## WHAT IS BEING ASKED
Wherever a line in the data holds the word "ylabel", pull that line out.

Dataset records
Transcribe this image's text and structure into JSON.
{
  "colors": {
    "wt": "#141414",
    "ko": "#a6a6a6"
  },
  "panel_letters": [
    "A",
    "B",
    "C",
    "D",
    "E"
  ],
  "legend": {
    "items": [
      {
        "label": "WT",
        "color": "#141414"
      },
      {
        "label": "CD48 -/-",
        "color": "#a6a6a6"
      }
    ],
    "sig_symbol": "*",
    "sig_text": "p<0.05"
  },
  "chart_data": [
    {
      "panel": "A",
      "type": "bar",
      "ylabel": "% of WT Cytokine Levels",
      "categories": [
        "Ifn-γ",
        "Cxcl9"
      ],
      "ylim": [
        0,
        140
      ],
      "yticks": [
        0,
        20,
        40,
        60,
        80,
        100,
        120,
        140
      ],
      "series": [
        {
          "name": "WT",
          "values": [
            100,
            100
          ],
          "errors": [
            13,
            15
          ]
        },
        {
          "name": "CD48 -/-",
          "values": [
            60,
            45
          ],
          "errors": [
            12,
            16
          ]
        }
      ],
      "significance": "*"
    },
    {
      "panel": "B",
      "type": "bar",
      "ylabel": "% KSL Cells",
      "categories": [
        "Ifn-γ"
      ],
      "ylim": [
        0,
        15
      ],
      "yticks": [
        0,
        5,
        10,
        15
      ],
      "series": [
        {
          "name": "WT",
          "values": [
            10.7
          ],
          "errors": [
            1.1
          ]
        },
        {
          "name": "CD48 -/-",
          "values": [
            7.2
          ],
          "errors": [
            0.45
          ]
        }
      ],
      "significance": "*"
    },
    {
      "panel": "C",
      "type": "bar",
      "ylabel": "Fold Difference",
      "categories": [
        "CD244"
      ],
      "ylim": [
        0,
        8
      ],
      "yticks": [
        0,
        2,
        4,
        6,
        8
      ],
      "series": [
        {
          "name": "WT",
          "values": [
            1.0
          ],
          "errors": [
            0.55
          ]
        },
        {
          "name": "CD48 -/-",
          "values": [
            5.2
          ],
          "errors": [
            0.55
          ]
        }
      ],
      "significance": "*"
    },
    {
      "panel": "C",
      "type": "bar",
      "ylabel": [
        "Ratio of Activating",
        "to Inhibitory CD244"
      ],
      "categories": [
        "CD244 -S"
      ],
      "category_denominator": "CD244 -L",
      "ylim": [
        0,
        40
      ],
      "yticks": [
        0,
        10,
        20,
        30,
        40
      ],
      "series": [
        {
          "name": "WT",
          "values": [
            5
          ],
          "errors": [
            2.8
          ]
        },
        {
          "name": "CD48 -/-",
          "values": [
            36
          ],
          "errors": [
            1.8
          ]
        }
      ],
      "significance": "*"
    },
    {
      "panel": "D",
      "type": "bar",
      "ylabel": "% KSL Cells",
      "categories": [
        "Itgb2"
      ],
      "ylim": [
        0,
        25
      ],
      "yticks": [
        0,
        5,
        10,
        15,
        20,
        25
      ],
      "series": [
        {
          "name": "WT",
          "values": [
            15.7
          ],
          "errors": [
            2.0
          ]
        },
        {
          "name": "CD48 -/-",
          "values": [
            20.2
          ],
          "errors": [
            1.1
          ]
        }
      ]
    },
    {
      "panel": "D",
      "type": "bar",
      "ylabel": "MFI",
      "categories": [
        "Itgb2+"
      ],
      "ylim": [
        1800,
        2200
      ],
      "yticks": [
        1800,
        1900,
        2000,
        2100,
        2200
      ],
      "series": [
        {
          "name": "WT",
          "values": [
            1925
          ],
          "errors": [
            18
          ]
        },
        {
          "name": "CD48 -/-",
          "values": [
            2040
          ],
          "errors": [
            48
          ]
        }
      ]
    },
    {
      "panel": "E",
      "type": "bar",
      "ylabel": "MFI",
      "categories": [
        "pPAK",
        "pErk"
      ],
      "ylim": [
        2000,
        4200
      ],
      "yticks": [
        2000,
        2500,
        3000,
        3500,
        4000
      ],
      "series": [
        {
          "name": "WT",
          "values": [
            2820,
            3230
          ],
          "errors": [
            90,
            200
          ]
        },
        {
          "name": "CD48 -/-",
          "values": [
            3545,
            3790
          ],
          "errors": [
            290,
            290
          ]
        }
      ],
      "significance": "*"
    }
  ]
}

## WRITTEN SOLUTION
      "ylabel": "% of WT Cytokine Levels",
      "ylabel": "% KSL Cells",
      "ylabel": "Fold Difference",
      "ylabel": [
      "ylabel": "% KSL Cells",
      "ylabel": "MFI",
      "ylabel": "MFI",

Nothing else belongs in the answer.